▶ Dataset entries
★ ★ ★ ★ ★ ★ ★

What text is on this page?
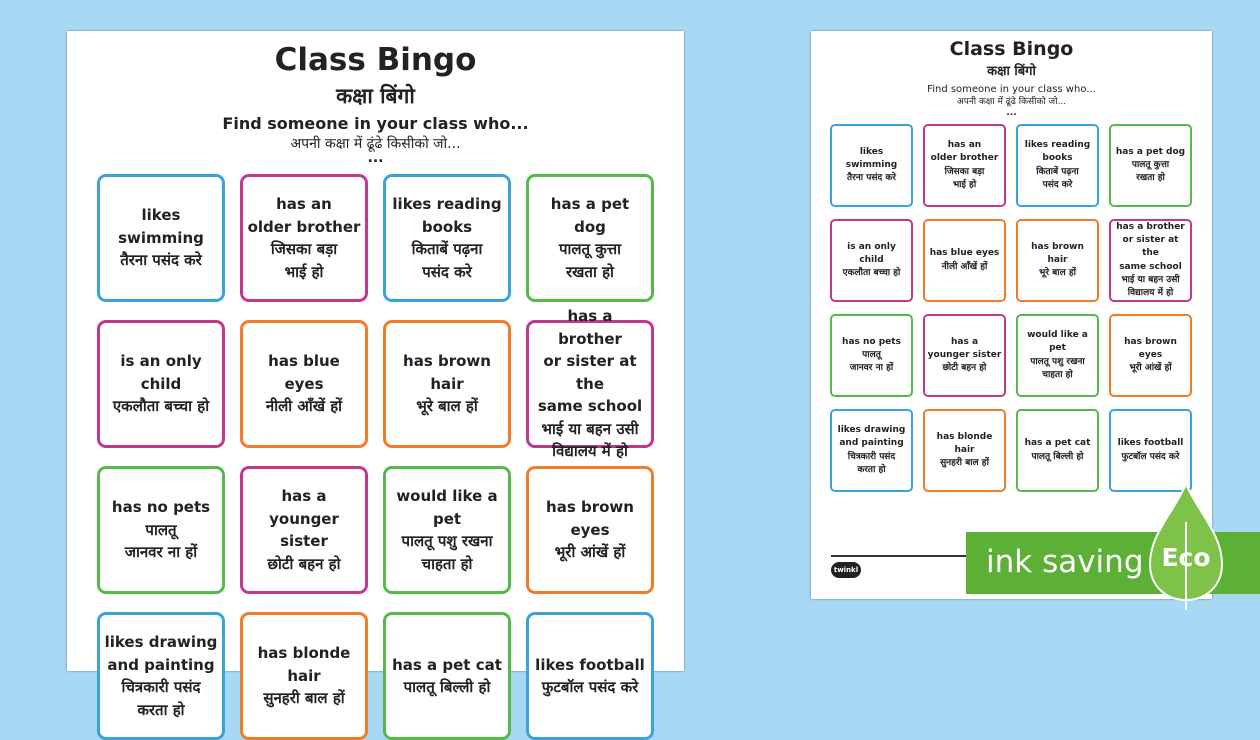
Class Bingo
कक्षा बिंगो
Find someone in your class who...
अपनी कक्षा में ढूंढे किसीको जो...
...
likes
swimming
तैरना पसंद करे
has an
older brother
जिसका बड़ा
भाई हो
likes reading
books
किताबें पढ़ना
पसंद करे
has a pet dog
पालतू कुत्ता
रखता हो
is an only
child
एकलौता बच्चा हो
has blue eyes
नीली आँखें हों
has brown
hair
भूरे बाल हों
has a brother
or sister at the
same school
भाई या बहन उसी
विद्यालय में हो
has no pets
पालतू
जानवर ना हों
has a
younger sister
छोटी बहन हो
would like a
pet
पालतू पशु रखना
चाहता हो
has brown
eyes
भूरी आंखें हों
likes drawing
and painting
चित्रकारी पसंद
करता हो
has blonde
hair
सुनहरी बाल हों
has a pet cat
पालतू बिल्ली हो
likes football
फुटबॉल पसंद करे
Class Bingo
कक्षा बिंगो
Find someone in your class who...
अपनी कक्षा में ढूंढे किसीको जो...
...
likes
swimming
तैरना पसंद करे
has an
older brother
जिसका बड़ा
भाई हो
likes reading
books
किताबें पढ़ना
पसंद करे
has a pet dog
पालतू कुत्ता
रखता हो
is an only
child
एकलौता बच्चा हो
has blue eyes
नीली आँखें हों
has brown
hair
भूरे बाल हों
has a brother
or sister at the
same school
भाई या बहन उसी
विद्यालय में हो
has no pets
पालतू
जानवर ना हों
has a
younger sister
छोटी बहन हो
would like a
pet
पालतू पशु रखना
चाहता हो
has brown
eyes
भूरी आंखें हों
likes drawing
and painting
चित्रकारी पसंद
करता हो
has blonde
hair
सुनहरी बाल हों
has a pet cat
पालतू बिल्ली हो
likes football
फुटबॉल पसंद करे
twinkl	ink saving Eco
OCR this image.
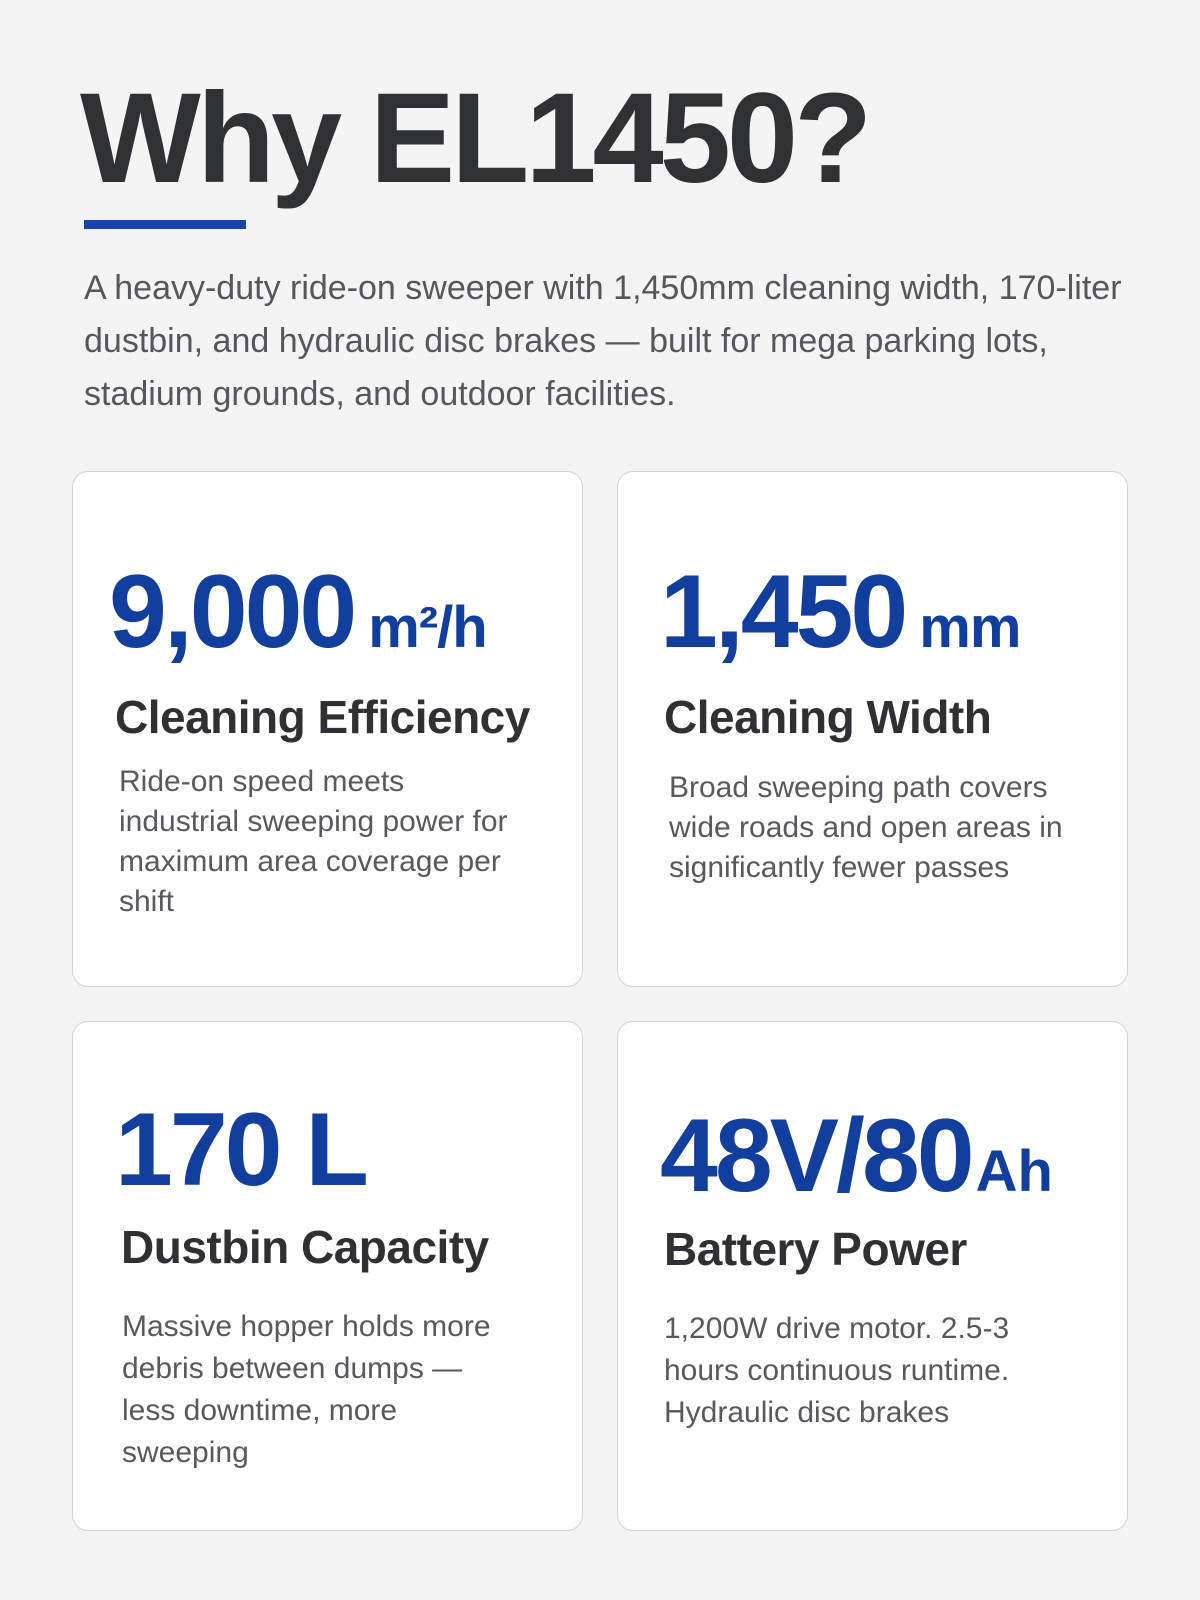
Why EL1450?

A heavy-duty ride-on sweeper with 1,450mm cleaning width, 170-liter dustbin, and hydraulic disc brakes — built for mega parking lots, stadium grounds, and outdoor facilities.

9,000 m²/h
Cleaning Efficiency
Ride-on speed meets industrial sweeping power for maximum area coverage per shift
1,450 mm
Cleaning Width
Broad sweeping path covers wide roads and open areas in significantly fewer passes
170 L
Dustbin Capacity
Massive hopper holds more debris between dumps — less downtime, more sweeping
48V/80Ah
Battery Power
1,200W drive motor. 2.5-3 hours continuous runtime. Hydraulic disc brakes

★ ★ ★ ★ ★ ★ ★

Leave the images out and output the remaining material exactly as it stands.

▶ Exercise result
What text is on this page?
Class Bingo
कक्षा बिंगो
Find someone in your class who...
अपनी कक्षा में ढूंढे किसीको जो...
...
likes
swimming
तैरना पसंद करे
has an
older brother
जिसका बड़ा
भाई हो
likes reading
books
किताबें पढ़ना
पसंद करे
has a pet dog
पालतू कुत्ता
रखता हो
is an only
child
एकलौता बच्चा हो
has blue eyes
नीली आँखें हों
has brown
hair
भूरे बाल हों
has a brother
or sister at the
same school
भाई या बहन उसी
विद्यालय में हो
has no pets
पालतू
जानवर ना हों
has a
younger sister
छोटी बहन हो
would like a
pet
पालतू पशु रखना
चाहता हो
has brown
eyes
भूरी आंखें हों
likes drawing
and painting
चित्रकारी पसंद
करता हो
has blonde
hair
सुनहरी बाल हों
has a pet cat
पालतू बिल्ली हो
likes football
फुटबॉल पसंद करे
Class Bingo
कक्षा बिंगो
Find someone in your class who...
अपनी कक्षा में ढूंढे किसीको जो...
...
likes
swimming
तैरना पसंद करे
has an
older brother
जिसका बड़ा
भाई हो
likes reading
books
किताबें पढ़ना
पसंद करे
has a pet dog
पालतू कुत्ता
रखता हो
is an only
child
एकलौता बच्चा हो
has blue eyes
नीली आँखें हों
has brown
hair
भूरे बाल हों
has a brother
or sister at the
same school
भाई या बहन उसी
विद्यालय में हो
has no pets
पालतू
जानवर ना हों
has a
younger sister
छोटी बहन हो
would like a
pet
पालतू पशु रखना
चाहता हो
has brown
eyes
भूरी आंखें हों
likes drawing
and painting
चित्रकारी पसंद
करता हो
has blonde
hair
सुनहरी बाल हों
has a pet cat
पालतू बिल्ली हो
likes football
फुटबॉल पसंद करे
twinkl	ink saving Eco
OCR this image.
Why EL1450?

A heavy-duty ride-on sweeper with 1,450mm cleaning width, 170-liter dustbin, and hydraulic disc brakes — built for mega parking lots, stadium grounds, and outdoor facilities.

9,000 m²/h
Cleaning Efficiency
Ride-on speed meets industrial sweeping power for maximum area coverage per shift
1,450 mm
Cleaning Width
Broad sweeping path covers wide roads and open areas in significantly fewer passes
170 L
Dustbin Capacity
Massive hopper holds more debris between dumps — less downtime, more sweeping
48V/80Ah
Battery Power
1,200W drive motor. 2.5-3 hours continuous runtime. Hydraulic disc brakes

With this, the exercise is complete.